■ **Supplied data**
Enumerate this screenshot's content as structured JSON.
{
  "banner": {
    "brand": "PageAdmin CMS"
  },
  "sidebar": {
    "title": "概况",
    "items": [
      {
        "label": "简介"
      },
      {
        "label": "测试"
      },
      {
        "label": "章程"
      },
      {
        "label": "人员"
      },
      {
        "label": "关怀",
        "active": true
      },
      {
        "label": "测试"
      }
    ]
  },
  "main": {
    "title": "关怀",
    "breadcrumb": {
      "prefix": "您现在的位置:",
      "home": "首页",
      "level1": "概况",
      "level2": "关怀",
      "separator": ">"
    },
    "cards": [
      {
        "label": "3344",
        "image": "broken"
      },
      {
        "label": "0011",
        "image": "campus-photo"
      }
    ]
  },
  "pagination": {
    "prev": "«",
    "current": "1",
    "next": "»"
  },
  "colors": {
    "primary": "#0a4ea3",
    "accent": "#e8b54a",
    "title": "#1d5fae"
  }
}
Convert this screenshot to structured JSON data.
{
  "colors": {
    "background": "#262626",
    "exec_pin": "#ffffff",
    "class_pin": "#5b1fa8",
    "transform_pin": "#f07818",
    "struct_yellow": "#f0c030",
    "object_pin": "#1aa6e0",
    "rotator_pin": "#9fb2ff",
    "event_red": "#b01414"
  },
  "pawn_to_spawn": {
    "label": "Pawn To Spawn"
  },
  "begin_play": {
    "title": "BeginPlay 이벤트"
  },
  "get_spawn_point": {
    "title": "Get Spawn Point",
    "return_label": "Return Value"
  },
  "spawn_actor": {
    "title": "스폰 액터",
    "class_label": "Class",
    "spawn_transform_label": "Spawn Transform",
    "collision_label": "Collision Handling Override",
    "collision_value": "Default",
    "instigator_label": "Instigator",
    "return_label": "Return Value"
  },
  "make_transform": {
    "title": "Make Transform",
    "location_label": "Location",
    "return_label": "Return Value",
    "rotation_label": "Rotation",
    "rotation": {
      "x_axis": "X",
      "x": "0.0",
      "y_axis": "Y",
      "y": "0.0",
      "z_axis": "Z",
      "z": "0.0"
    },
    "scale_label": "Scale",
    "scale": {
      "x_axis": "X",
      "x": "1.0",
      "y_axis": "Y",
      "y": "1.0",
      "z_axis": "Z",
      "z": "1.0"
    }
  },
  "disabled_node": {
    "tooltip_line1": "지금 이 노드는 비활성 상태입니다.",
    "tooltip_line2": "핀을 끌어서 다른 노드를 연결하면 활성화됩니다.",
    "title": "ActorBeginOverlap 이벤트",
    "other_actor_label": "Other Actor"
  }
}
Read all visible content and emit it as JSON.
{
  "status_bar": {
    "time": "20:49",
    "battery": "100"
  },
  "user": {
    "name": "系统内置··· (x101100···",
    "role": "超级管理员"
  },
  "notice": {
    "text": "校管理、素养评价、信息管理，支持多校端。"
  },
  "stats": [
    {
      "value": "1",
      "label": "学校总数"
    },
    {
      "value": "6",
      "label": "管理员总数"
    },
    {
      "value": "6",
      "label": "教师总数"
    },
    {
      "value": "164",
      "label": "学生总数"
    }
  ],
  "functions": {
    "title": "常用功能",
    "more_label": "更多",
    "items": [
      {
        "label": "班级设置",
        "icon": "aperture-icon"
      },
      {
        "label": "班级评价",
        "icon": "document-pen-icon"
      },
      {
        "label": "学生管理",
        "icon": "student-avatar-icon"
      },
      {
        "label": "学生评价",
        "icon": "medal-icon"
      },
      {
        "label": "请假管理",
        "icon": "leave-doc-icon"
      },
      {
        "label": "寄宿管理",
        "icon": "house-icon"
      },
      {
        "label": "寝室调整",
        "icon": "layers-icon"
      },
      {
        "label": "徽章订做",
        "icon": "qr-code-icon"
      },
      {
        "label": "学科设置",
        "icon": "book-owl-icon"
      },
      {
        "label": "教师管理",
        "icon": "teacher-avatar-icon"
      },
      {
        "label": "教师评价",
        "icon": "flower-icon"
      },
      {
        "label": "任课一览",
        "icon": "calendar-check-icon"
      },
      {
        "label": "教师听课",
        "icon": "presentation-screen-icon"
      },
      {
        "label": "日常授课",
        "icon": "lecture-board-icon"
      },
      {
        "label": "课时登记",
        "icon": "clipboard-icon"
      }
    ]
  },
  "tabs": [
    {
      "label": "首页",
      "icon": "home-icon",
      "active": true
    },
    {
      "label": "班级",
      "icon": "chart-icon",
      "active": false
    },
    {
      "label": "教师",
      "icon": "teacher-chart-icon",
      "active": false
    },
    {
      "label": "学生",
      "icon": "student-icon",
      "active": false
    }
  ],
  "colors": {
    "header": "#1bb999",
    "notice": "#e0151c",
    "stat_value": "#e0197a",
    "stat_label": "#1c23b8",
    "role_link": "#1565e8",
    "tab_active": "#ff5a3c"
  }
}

■ **Prompt**
Above are some records; extract every one of them exactly.

■ **Output of the task**
Enumerate this screenshot's content as structured JSON.
{
  "banner": {
    "brand": "PageAdmin CMS"
  },
  "sidebar": {
    "title": "概况",
    "items": [
      {
        "label": "简介"
      },
      {
        "label": "测试"
      },
      {
        "label": "章程"
      },
      {
        "label": "人员"
      },
      {
        "label": "关怀",
        "active": true
      },
      {
        "label": "测试"
      }
    ]
  },
  "main": {
    "title": "关怀",
    "breadcrumb": {
      "prefix": "您现在的位置:",
      "home": "首页",
      "level1": "概况",
      "level2": "关怀",
      "separator": ">"
    },
    "cards": [
      {
        "label": "3344",
        "image": "broken"
      },
      {
        "label": "0011",
        "image": "campus-photo"
      }
    ]
  },
  "pagination": {
    "prev": "«",
    "current": "1",
    "next": "»"
  },
  "colors": {
    "primary": "#0a4ea3",
    "accent": "#e8b54a",
    "title": "#1d5fae"
  }
}
Convert this screenshot to structured JSON data.
{
  "colors": {
    "background": "#262626",
    "exec_pin": "#ffffff",
    "class_pin": "#5b1fa8",
    "transform_pin": "#f07818",
    "struct_yellow": "#f0c030",
    "object_pin": "#1aa6e0",
    "rotator_pin": "#9fb2ff",
    "event_red": "#b01414"
  },
  "pawn_to_spawn": {
    "label": "Pawn To Spawn"
  },
  "begin_play": {
    "title": "BeginPlay 이벤트"
  },
  "get_spawn_point": {
    "title": "Get Spawn Point",
    "return_label": "Return Value"
  },
  "spawn_actor": {
    "title": "스폰 액터",
    "class_label": "Class",
    "spawn_transform_label": "Spawn Transform",
    "collision_label": "Collision Handling Override",
    "collision_value": "Default",
    "instigator_label": "Instigator",
    "return_label": "Return Value"
  },
  "make_transform": {
    "title": "Make Transform",
    "location_label": "Location",
    "return_label": "Return Value",
    "rotation_label": "Rotation",
    "rotation": {
      "x_axis": "X",
      "x": "0.0",
      "y_axis": "Y",
      "y": "0.0",
      "z_axis": "Z",
      "z": "0.0"
    },
    "scale_label": "Scale",
    "scale": {
      "x_axis": "X",
      "x": "1.0",
      "y_axis": "Y",
      "y": "1.0",
      "z_axis": "Z",
      "z": "1.0"
    }
  },
  "disabled_node": {
    "tooltip_line1": "지금 이 노드는 비활성 상태입니다.",
    "tooltip_line2": "핀을 끌어서 다른 노드를 연결하면 활성화됩니다.",
    "title": "ActorBeginOverlap 이벤트",
    "other_actor_label": "Other Actor"
  }
}
Read all visible content and emit it as JSON.
{
  "status_bar": {
    "time": "20:49",
    "battery": "100"
  },
  "user": {
    "name": "系统内置··· (x101100···",
    "role": "超级管理员"
  },
  "notice": {
    "text": "校管理、素养评价、信息管理，支持多校端。"
  },
  "stats": [
    {
      "value": "1",
      "label": "学校总数"
    },
    {
      "value": "6",
      "label": "管理员总数"
    },
    {
      "value": "6",
      "label": "教师总数"
    },
    {
      "value": "164",
      "label": "学生总数"
    }
  ],
  "functions": {
    "title": "常用功能",
    "more_label": "更多",
    "items": [
      {
        "label": "班级设置",
        "icon": "aperture-icon"
      },
      {
        "label": "班级评价",
        "icon": "document-pen-icon"
      },
      {
        "label": "学生管理",
        "icon": "student-avatar-icon"
      },
      {
        "label": "学生评价",
        "icon": "medal-icon"
      },
      {
        "label": "请假管理",
        "icon": "leave-doc-icon"
      },
      {
        "label": "寄宿管理",
        "icon": "house-icon"
      },
      {
        "label": "寝室调整",
        "icon": "layers-icon"
      },
      {
        "label": "徽章订做",
        "icon": "qr-code-icon"
      },
      {
        "label": "学科设置",
        "icon": "book-owl-icon"
      },
      {
        "label": "教师管理",
        "icon": "teacher-avatar-icon"
      },
      {
        "label": "教师评价",
        "icon": "flower-icon"
      },
      {
        "label": "任课一览",
        "icon": "calendar-check-icon"
      },
      {
        "label": "教师听课",
        "icon": "presentation-screen-icon"
      },
      {
        "label": "日常授课",
        "icon": "lecture-board-icon"
      },
      {
        "label": "课时登记",
        "icon": "clipboard-icon"
      }
    ]
  },
  "tabs": [
    {
      "label": "首页",
      "icon": "home-icon",
      "active": true
    },
    {
      "label": "班级",
      "icon": "chart-icon",
      "active": false
    },
    {
      "label": "教师",
      "icon": "teacher-chart-icon",
      "active": false
    },
    {
      "label": "学生",
      "icon": "student-icon",
      "active": false
    }
  ],
  "colors": {
    "header": "#1bb999",
    "notice": "#e0151c",
    "stat_value": "#e0197a",
    "stat_label": "#1c23b8",
    "role_link": "#1565e8",
    "tab_active": "#ff5a3c"
  }
}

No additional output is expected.